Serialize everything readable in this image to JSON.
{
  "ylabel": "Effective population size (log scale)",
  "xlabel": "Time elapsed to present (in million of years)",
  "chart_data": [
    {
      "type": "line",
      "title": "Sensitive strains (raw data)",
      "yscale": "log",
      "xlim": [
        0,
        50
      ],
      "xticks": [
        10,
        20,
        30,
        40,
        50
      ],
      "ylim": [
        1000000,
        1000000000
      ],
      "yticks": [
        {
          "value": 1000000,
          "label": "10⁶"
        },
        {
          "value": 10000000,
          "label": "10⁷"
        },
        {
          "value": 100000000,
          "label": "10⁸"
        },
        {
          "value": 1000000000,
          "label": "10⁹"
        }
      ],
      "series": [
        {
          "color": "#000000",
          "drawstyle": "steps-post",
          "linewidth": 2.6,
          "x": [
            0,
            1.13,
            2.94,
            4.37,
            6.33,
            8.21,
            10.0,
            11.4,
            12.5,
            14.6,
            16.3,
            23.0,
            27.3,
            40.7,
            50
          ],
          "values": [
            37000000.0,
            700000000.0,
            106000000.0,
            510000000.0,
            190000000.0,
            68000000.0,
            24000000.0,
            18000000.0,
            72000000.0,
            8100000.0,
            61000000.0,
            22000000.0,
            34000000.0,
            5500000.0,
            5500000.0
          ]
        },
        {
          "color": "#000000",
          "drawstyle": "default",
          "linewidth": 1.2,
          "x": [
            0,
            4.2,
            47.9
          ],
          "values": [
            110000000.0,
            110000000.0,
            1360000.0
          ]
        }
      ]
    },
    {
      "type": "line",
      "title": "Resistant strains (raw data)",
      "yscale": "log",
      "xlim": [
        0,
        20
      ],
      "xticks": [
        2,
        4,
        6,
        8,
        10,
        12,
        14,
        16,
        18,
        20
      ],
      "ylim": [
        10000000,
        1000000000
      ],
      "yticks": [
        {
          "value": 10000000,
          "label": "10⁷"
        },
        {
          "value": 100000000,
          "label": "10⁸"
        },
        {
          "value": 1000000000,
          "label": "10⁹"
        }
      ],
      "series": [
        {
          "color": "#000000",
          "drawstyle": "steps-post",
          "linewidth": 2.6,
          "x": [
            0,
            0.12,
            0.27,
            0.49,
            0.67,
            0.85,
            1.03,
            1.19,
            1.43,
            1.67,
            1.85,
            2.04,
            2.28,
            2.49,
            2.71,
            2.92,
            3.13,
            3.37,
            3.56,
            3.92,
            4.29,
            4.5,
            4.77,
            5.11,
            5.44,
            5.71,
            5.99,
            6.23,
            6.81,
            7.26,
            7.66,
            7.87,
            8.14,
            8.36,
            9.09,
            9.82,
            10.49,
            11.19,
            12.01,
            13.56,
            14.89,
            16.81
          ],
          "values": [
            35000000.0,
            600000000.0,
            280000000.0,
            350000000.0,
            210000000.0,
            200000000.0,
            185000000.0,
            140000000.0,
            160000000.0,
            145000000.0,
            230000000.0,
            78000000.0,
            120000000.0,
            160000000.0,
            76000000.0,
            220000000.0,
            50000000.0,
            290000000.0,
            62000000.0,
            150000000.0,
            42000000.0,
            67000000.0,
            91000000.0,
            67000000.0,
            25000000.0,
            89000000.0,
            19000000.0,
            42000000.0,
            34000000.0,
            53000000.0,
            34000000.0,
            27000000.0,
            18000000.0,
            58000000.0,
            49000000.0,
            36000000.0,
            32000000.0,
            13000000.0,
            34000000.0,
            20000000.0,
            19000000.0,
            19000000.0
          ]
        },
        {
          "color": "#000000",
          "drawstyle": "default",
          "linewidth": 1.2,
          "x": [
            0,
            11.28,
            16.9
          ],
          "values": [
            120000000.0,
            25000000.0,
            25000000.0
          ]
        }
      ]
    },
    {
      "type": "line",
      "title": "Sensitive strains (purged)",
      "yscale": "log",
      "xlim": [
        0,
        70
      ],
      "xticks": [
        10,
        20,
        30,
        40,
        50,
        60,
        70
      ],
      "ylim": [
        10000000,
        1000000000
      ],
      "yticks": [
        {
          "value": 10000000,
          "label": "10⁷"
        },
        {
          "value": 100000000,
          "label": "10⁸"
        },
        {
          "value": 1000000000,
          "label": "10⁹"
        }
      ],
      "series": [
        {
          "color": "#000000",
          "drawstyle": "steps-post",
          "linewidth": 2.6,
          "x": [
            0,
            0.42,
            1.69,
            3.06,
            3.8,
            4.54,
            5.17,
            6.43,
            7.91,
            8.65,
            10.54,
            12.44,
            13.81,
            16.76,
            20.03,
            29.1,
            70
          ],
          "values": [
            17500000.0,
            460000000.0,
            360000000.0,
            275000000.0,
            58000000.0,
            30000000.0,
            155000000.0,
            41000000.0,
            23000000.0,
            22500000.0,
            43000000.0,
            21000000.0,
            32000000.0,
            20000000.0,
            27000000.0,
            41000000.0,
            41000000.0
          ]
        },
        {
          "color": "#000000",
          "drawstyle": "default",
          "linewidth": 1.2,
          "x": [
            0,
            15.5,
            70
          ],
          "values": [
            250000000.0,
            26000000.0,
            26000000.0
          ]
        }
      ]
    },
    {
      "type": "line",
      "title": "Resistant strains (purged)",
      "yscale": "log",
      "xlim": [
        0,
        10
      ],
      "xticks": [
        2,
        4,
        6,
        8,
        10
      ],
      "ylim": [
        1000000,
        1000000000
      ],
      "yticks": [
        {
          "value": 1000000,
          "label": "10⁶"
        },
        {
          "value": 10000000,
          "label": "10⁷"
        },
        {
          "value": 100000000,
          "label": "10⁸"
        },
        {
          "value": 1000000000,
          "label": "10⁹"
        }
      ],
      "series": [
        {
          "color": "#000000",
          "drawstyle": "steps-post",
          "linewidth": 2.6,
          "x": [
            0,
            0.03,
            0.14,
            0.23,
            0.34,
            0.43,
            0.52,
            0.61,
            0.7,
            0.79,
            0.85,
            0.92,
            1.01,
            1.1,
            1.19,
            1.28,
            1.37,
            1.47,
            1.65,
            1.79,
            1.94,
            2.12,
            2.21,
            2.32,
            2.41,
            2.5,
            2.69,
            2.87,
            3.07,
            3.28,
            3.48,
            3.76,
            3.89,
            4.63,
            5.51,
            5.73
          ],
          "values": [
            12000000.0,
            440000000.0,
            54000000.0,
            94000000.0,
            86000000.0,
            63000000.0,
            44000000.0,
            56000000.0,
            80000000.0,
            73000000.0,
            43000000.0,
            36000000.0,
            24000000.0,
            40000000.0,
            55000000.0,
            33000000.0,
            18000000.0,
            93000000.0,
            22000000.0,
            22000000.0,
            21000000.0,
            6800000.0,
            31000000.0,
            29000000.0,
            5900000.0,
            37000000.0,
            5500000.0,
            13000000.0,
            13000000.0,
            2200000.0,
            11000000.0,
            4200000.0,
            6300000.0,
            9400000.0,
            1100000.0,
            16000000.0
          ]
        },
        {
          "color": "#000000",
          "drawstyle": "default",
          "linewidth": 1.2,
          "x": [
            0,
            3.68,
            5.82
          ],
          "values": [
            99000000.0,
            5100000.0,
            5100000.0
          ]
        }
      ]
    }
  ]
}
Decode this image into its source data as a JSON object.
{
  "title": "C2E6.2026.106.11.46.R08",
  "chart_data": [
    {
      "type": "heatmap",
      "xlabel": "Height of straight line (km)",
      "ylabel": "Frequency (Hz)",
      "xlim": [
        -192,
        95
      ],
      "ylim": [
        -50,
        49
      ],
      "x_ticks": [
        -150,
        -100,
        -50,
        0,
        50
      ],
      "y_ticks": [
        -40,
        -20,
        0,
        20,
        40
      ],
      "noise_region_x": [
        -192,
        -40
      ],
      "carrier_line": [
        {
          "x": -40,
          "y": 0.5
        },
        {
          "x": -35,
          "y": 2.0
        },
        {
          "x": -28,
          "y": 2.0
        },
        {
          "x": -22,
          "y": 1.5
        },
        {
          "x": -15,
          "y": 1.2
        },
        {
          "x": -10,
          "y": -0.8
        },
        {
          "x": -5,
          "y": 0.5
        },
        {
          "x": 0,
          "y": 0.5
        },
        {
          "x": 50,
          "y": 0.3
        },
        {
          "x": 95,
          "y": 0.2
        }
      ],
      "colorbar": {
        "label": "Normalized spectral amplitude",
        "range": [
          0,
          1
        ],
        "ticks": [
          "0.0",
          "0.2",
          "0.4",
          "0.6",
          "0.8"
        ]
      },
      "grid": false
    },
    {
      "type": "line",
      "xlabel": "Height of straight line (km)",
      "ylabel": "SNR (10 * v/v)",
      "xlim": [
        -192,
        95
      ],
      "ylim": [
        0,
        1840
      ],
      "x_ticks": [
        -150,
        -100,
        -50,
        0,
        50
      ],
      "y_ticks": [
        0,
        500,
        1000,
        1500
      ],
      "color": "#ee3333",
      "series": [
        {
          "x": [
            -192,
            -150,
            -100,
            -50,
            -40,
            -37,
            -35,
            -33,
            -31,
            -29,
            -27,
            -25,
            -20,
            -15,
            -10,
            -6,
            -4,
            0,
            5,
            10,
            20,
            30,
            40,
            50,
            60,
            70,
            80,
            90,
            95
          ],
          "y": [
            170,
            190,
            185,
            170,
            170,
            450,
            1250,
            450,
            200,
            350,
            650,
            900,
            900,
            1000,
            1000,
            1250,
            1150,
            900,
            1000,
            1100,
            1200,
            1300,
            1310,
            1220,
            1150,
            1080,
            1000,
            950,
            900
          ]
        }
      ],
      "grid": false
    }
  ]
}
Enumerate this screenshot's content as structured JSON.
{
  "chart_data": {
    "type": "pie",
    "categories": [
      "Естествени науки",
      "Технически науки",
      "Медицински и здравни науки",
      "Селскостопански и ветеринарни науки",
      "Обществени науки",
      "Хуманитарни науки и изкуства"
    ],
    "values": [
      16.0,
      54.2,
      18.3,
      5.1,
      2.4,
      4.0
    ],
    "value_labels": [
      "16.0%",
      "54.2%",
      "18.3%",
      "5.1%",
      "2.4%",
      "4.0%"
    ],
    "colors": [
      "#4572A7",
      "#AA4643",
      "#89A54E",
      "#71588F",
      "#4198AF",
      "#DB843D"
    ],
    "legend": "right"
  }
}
□ □ □ □
→ The exercise:
Set down, unchanged, the line that contains "Enumerate this screenshot's" together with every later line in the records, through the last one.

→ Output of the task:
Enumerate this screenshot's content as structured JSON.
{
  "chart_data": {
    "type": "pie",
    "categories": [
      "Естествени науки",
      "Технически науки",
      "Медицински и здравни науки",
      "Селскостопански и ветеринарни науки",
      "Обществени науки",
      "Хуманитарни науки и изкуства"
    ],
    "values": [
      16.0,
      54.2,
      18.3,
      5.1,
      2.4,
      4.0
    ],
    "value_labels": [
      "16.0%",
      "54.2%",
      "18.3%",
      "5.1%",
      "2.4%",
      "4.0%"
    ],
    "colors": [
      "#4572A7",
      "#AA4643",
      "#89A54E",
      "#71588F",
      "#4198AF",
      "#DB843D"
    ],
    "legend": "right"
  }
}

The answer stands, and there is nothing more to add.